--- Given passage ---
— Start —
A National Book Award finalist and favorite on YA lists, American Born Chinese tells three interlacing stories about what it’s like to be a Chinese American. There’s this twist that made me go whoa and probably will make you go whoa whoa too.

Comics!

Also comics!

Let’s talk about comics. No exclamation.

The difference between graphic novels and comics is that comics are serialized and come out regularly. Sometimes they are then combined into graphic novels you can pick up. But Superman? That’s a comic. A graphic novel memoir? That’s a…graphic novel.

Anyway. I am a person now who follows two comics. I read the editions and wonder what will happen and when I can get the next one. I am invested in characters and plotlines and part of me worries. Like what if this goes on forever? How long can I follow? Is this a til-death-do-us-part thing?

The musings of anxious comic reader.

1. Saga by Brian Vaughan

15641911-_sx540_

Star Wars meets Romeo and Juliet. A sweeping love story against the backdrop of an intergalactic war with so many twists sometimes I wonder what the brain (Brian Vaughaun) behind this all is like. It’s also one of those banned books that we celebrated a few weeks ago, so get on that.
— End —
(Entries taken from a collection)
— Start —
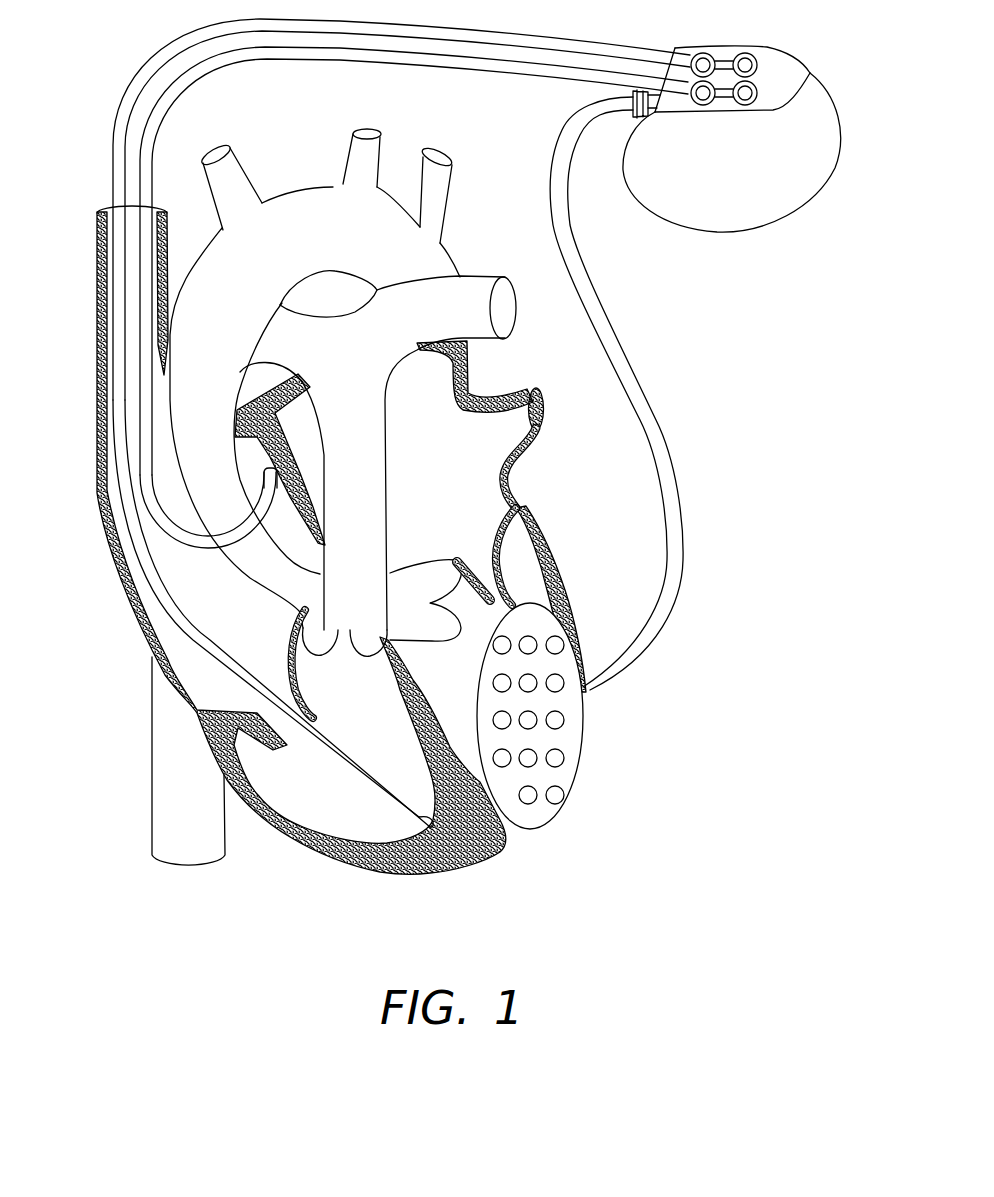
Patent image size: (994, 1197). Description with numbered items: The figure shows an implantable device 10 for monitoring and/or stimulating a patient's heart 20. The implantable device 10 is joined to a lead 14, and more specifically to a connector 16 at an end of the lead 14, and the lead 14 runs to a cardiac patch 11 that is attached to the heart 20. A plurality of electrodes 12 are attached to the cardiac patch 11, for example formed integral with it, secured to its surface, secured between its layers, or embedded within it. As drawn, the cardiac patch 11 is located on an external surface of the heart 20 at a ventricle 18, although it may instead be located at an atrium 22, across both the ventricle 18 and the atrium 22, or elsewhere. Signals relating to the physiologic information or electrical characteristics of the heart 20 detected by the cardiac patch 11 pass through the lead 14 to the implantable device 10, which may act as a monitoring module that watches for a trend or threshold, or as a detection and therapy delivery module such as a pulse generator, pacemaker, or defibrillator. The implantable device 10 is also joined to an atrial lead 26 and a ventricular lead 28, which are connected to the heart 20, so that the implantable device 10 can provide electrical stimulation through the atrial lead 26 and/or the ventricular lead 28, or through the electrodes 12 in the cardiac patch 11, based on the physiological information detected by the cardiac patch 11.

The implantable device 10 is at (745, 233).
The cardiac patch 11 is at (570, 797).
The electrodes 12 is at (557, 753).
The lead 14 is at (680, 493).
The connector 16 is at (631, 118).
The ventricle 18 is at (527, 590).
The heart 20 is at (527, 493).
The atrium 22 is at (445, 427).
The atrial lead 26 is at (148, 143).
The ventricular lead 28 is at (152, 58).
— End —
— Start —
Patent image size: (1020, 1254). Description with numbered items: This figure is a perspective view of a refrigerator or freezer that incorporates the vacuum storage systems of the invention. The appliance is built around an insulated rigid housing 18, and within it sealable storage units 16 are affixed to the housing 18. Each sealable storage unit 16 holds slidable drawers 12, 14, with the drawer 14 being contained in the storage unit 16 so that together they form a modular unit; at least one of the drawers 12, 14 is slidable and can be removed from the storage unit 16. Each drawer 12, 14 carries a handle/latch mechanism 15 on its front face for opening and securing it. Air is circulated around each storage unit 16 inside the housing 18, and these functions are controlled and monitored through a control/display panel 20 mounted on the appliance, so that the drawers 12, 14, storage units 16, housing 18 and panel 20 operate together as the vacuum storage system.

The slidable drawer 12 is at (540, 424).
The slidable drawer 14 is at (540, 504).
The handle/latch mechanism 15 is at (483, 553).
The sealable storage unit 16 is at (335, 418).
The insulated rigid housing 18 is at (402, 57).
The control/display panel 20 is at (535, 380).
— End —
--- What you need to do ---
• a. Condense the paragraph of the post on comics that begins "The difference between graphic novels and comics" into a short list of its main points.
• b. Using the post on comics, decide whether each statement agrees with it. Answer yes or no for each, and quote the words that decide it.
(i) American Born Chinese was a National Book Award finalist.
(ii) The writer follows three comics.
(iii) Saga is described as a love story set against an intergalactic war.

--- Results of the exercise ---
• a.
- Comics are serialized and come out regularly.
- They are sometimes combined into graphic novels.
- Superman is a comic; a graphic novel memoir is a graphic novel.

• b.
(i) Yes: "A National Book Award finalist and favorite on YA lists"
(ii) No: "I am a person now who follows two comics."
(iii) Yes: "A sweeping love story against the backdrop of an intergalactic war"